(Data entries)
┄┄┄┄┄┄
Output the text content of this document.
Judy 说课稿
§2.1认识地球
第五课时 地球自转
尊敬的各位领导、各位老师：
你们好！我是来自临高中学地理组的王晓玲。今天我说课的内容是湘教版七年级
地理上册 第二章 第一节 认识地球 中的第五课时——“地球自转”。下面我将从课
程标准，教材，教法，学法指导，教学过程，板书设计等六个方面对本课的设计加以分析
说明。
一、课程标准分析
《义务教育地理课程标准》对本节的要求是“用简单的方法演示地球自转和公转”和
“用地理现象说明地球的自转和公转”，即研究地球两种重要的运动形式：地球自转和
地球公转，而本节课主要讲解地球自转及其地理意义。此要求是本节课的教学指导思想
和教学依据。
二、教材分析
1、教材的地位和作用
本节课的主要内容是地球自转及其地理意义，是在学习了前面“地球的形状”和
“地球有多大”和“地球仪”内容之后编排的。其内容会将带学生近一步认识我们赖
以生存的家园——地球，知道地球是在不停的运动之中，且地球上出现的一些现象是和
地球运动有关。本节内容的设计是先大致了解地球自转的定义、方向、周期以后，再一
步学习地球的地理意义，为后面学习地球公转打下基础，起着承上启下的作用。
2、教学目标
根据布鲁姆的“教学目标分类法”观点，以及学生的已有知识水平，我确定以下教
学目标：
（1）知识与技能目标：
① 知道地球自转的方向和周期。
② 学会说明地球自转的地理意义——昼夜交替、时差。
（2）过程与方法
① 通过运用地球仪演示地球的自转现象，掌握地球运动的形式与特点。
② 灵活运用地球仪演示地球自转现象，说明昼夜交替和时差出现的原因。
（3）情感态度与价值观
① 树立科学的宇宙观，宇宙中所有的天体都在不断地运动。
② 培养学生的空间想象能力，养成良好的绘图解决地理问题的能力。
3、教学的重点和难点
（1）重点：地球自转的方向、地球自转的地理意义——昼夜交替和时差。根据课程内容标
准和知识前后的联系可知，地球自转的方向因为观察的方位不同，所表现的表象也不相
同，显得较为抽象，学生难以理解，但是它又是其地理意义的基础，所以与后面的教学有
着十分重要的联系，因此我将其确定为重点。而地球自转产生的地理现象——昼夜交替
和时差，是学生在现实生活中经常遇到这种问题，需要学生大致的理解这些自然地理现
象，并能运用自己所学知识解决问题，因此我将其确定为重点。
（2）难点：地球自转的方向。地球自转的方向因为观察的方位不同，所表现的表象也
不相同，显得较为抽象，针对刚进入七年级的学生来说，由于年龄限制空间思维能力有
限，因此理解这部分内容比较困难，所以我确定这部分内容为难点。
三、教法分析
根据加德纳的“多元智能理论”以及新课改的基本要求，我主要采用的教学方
┄┄┄┄┄┄
**DIRECTIONS**. In the entries above, find each line with the string "因此我将其确定为重点" and copy it.

**COMPLETED TASK**.
着十分重要的联系，因此我将其确定为重点。而地球自转产生的地理现象——昼夜交替
象，并能运用自己所学知识解决问题，因此我将其确定为重点。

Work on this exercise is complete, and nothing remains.